[Dataset items]
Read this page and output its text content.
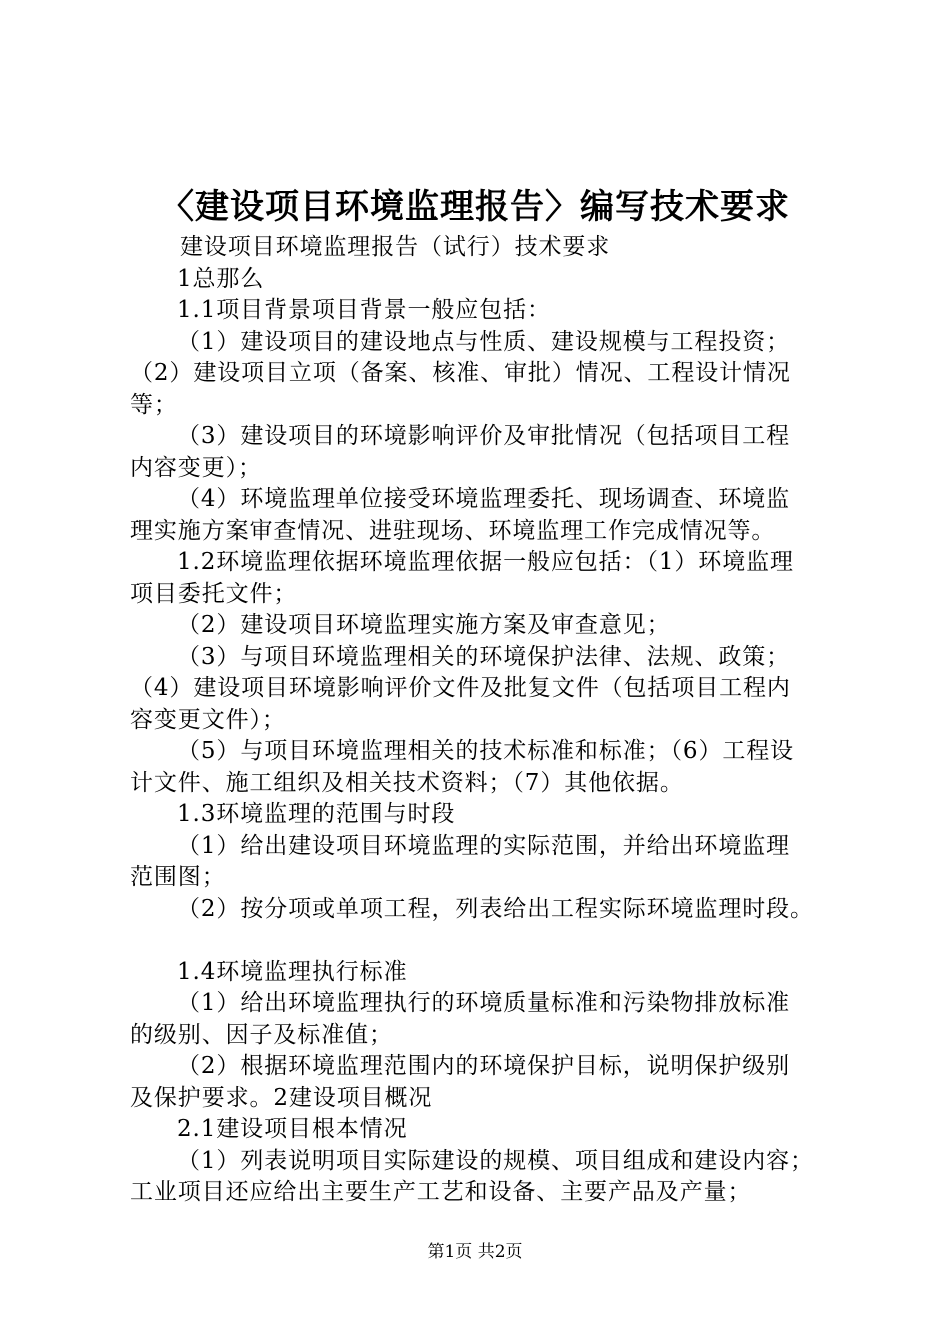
〈建设项目环境监理报告〉编写技术要求
建设项目环境监理报告（试行）技术要求
1总那么
1.1项目背景项目背景一般应包括：
（1）建设项目的建设地点与性质、建设规模与工程投资；
（2）建设项目立项（备案、核准、审批）情况、工程设计情况
等；
（3）建设项目的环境影响评价及审批情况（包括项目工程
内容变更）；
（4）环境监理单位接受环境监理委托、现场调查、环境监
理实施方案审查情况、进驻现场、环境监理工作完成情况等。
1.2环境监理依据环境监理依据一般应包括：（1）环境监理
项目委托文件；
（2）建设项目环境监理实施方案及审查意见；
（3）与项目环境监理相关的环境保护法律、法规、政策；
（4）建设项目环境影响评价文件及批复文件（包括项目工程内
容变更文件）；
（5）与项目环境监理相关的技术标准和标准；（6）工程设
计文件、施工组织及相关技术资料；（7）其他依据。
1.3环境监理的范围与时段
（1）给出建设项目环境监理的实际范围，并给出环境监理
范围图；
（2）按分项或单项工程，列表给出工程实际环境监理时段。
1.4环境监理执行标准
（1）给出环境监理执行的环境质量标准和污染物排放标准
的级别、因子及标准值；
（2）根据环境监理范围内的环境保护目标，说明保护级别
及保护要求。2建设项目概况
2.1建设项目根本情况
（1）列表说明项目实际建设的规模、项目组成和建设内容；
工业项目还应给出主要生产工艺和设备、主要产品及产量；
第1页 共2页
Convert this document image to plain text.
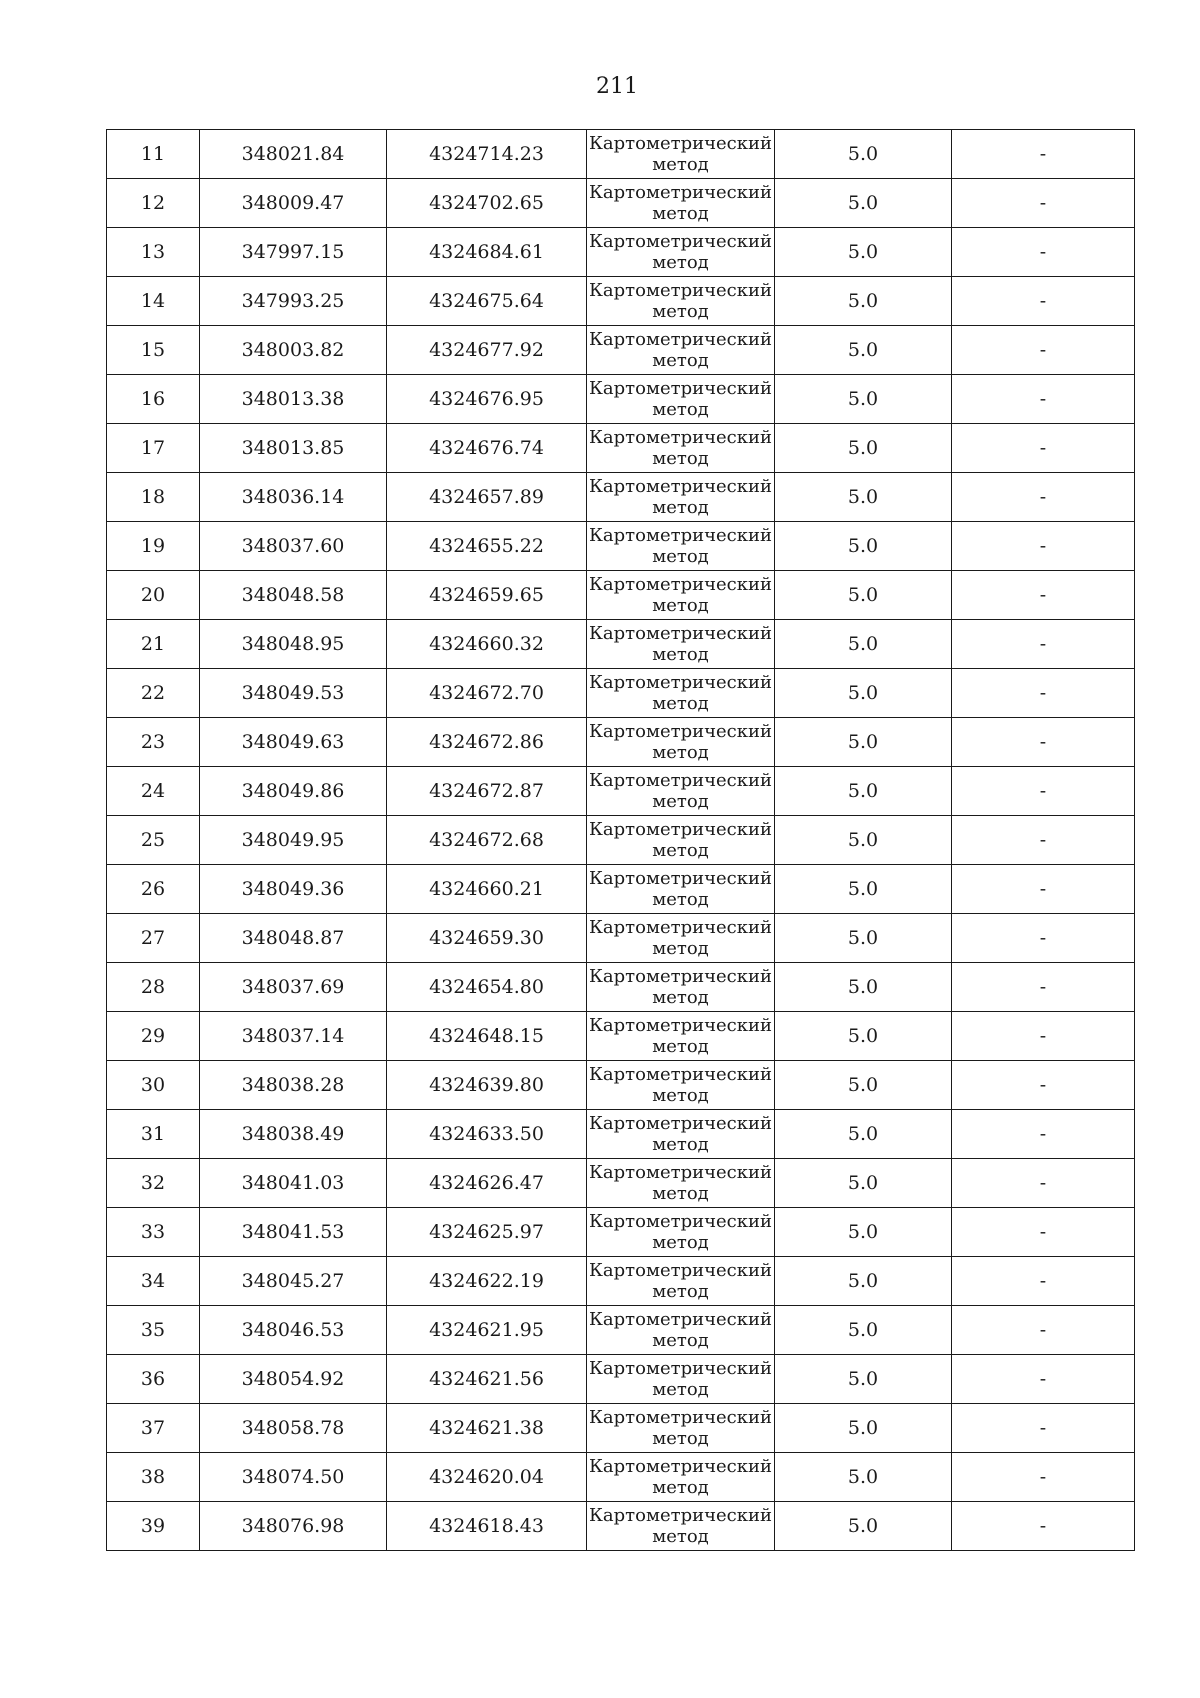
211
11	348021.84	4324714.23	Картометрический метод	5.0	-
12	348009.47	4324702.65	Картометрический метод	5.0	-
13	347997.15	4324684.61	Картометрический метод	5.0	-
14	347993.25	4324675.64	Картометрический метод	5.0	-
15	348003.82	4324677.92	Картометрический метод	5.0	-
16	348013.38	4324676.95	Картометрический метод	5.0	-
17	348013.85	4324676.74	Картометрический метод	5.0	-
18	348036.14	4324657.89	Картометрический метод	5.0	-
19	348037.60	4324655.22	Картометрический метод	5.0	-
20	348048.58	4324659.65	Картометрический метод	5.0	-
21	348048.95	4324660.32	Картометрический метод	5.0	-
22	348049.53	4324672.70	Картометрический метод	5.0	-
23	348049.63	4324672.86	Картометрический метод	5.0	-
24	348049.86	4324672.87	Картометрический метод	5.0	-
25	348049.95	4324672.68	Картометрический метод	5.0	-
26	348049.36	4324660.21	Картометрический метод	5.0	-
27	348048.87	4324659.30	Картометрический метод	5.0	-
28	348037.69	4324654.80	Картометрический метод	5.0	-
29	348037.14	4324648.15	Картометрический метод	5.0	-
30	348038.28	4324639.80	Картометрический метод	5.0	-
31	348038.49	4324633.50	Картометрический метод	5.0	-
32	348041.03	4324626.47	Картометрический метод	5.0	-
33	348041.53	4324625.97	Картометрический метод	5.0	-
34	348045.27	4324622.19	Картометрический метод	5.0	-
35	348046.53	4324621.95	Картометрический метод	5.0	-
36	348054.92	4324621.56	Картометрический метод	5.0	-
37	348058.78	4324621.38	Картометрический метод	5.0	-
38	348074.50	4324620.04	Картометрический метод	5.0	-
39	348076.98	4324618.43	Картометрический метод	5.0	-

Short task - Without including any pictures, print each record exactly.

Solution below -
Read this page and output its text content.
〈建设项目环境监理报告〉编写技术要求
建设项目环境监理报告（试行）技术要求
1总那么
1.1项目背景项目背景一般应包括：
（1）建设项目的建设地点与性质、建设规模与工程投资；
（2）建设项目立项（备案、核准、审批）情况、工程设计情况
等；
（3）建设项目的环境影响评价及审批情况（包括项目工程
内容变更）；
（4）环境监理单位接受环境监理委托、现场调查、环境监
理实施方案审查情况、进驻现场、环境监理工作完成情况等。
1.2环境监理依据环境监理依据一般应包括：（1）环境监理
项目委托文件；
（2）建设项目环境监理实施方案及审查意见；
（3）与项目环境监理相关的环境保护法律、法规、政策；
（4）建设项目环境影响评价文件及批复文件（包括项目工程内
容变更文件）；
（5）与项目环境监理相关的技术标准和标准；（6）工程设
计文件、施工组织及相关技术资料；（7）其他依据。
1.3环境监理的范围与时段
（1）给出建设项目环境监理的实际范围，并给出环境监理
范围图；
（2）按分项或单项工程，列表给出工程实际环境监理时段。
1.4环境监理执行标准
（1）给出环境监理执行的环境质量标准和污染物排放标准
的级别、因子及标准值；
（2）根据环境监理范围内的环境保护目标，说明保护级别
及保护要求。2建设项目概况
2.1建设项目根本情况
（1）列表说明项目实际建设的规模、项目组成和建设内容；
工业项目还应给出主要生产工艺和设备、主要产品及产量；
第1页 共2页
Convert this document image to plain text.
211
11	348021.84	4324714.23	Картометрический метод	5.0	-
12	348009.47	4324702.65	Картометрический метод	5.0	-
13	347997.15	4324684.61	Картометрический метод	5.0	-
14	347993.25	4324675.64	Картометрический метод	5.0	-
15	348003.82	4324677.92	Картометрический метод	5.0	-
16	348013.38	4324676.95	Картометрический метод	5.0	-
17	348013.85	4324676.74	Картометрический метод	5.0	-
18	348036.14	4324657.89	Картометрический метод	5.0	-
19	348037.60	4324655.22	Картометрический метод	5.0	-
20	348048.58	4324659.65	Картометрический метод	5.0	-
21	348048.95	4324660.32	Картометрический метод	5.0	-
22	348049.53	4324672.70	Картометрический метод	5.0	-
23	348049.63	4324672.86	Картометрический метод	5.0	-
24	348049.86	4324672.87	Картометрический метод	5.0	-
25	348049.95	4324672.68	Картометрический метод	5.0	-
26	348049.36	4324660.21	Картометрический метод	5.0	-
27	348048.87	4324659.30	Картометрический метод	5.0	-
28	348037.69	4324654.80	Картометрический метод	5.0	-
29	348037.14	4324648.15	Картометрический метод	5.0	-
30	348038.28	4324639.80	Картометрический метод	5.0	-
31	348038.49	4324633.50	Картометрический метод	5.0	-
32	348041.03	4324626.47	Картометрический метод	5.0	-
33	348041.53	4324625.97	Картометрический метод	5.0	-
34	348045.27	4324622.19	Картометрический метод	5.0	-
35	348046.53	4324621.95	Картометрический метод	5.0	-
36	348054.92	4324621.56	Картометрический метод	5.0	-
37	348058.78	4324621.38	Картометрический метод	5.0	-
38	348074.50	4324620.04	Картометрический метод	5.0	-
39	348076.98	4324618.43	Картометрический метод	5.0	-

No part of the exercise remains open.